Separate out the lines that hold "которой".

Start Exercise data

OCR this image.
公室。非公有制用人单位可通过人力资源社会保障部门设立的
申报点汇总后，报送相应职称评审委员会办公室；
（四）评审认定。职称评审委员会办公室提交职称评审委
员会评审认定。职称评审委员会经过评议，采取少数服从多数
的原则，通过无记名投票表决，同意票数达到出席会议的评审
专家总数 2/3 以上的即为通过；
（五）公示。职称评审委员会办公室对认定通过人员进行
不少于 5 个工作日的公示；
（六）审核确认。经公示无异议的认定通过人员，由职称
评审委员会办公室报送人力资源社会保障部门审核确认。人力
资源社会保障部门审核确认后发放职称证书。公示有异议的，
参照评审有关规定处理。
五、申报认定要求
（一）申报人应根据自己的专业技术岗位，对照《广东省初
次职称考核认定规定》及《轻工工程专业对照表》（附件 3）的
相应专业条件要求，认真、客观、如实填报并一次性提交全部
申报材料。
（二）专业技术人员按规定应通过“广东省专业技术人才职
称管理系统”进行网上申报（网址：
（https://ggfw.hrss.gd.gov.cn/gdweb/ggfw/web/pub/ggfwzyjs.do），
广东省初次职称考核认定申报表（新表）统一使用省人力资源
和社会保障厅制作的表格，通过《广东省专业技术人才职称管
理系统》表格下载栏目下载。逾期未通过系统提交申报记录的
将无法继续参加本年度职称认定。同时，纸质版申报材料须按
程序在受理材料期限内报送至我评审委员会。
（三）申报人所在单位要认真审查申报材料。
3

End Exercise data
Start Exercise data

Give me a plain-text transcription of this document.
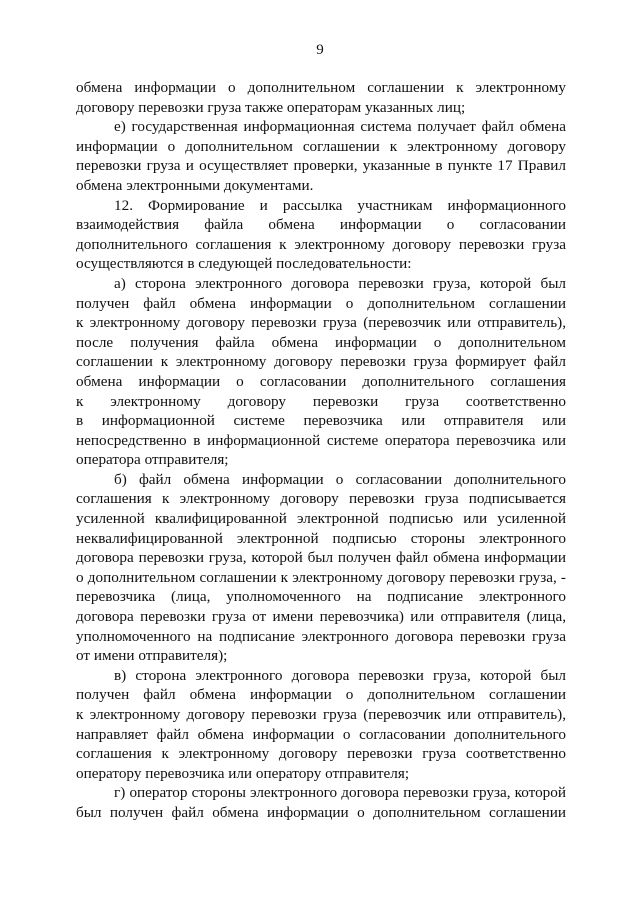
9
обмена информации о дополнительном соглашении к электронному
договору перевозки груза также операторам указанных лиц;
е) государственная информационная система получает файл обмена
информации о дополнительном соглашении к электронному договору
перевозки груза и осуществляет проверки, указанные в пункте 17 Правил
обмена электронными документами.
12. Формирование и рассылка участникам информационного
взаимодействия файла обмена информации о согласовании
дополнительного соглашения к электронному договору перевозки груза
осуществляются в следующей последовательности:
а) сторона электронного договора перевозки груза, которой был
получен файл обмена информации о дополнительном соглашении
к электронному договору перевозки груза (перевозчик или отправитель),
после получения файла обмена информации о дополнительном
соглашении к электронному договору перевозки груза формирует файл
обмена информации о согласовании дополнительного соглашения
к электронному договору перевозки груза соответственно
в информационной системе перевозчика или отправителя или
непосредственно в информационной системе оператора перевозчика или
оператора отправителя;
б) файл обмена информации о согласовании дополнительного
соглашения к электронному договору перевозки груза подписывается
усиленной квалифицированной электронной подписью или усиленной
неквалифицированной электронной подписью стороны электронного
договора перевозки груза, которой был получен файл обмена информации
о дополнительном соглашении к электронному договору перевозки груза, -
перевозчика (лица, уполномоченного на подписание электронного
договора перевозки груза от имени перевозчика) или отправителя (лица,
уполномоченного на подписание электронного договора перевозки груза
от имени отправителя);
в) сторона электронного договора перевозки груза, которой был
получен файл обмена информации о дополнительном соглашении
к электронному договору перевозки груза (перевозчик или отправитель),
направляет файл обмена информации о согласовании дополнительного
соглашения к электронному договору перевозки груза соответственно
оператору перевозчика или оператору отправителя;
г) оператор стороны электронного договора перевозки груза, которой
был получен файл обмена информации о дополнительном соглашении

End Exercise data

> [Exercise answer]:
а) сторона электронного договора перевозки груза, которой был
договора перевозки груза, которой был получен файл обмена информации
в) сторона электронного договора перевозки груза, которой был
г) оператор стороны электронного договора перевозки груза, которой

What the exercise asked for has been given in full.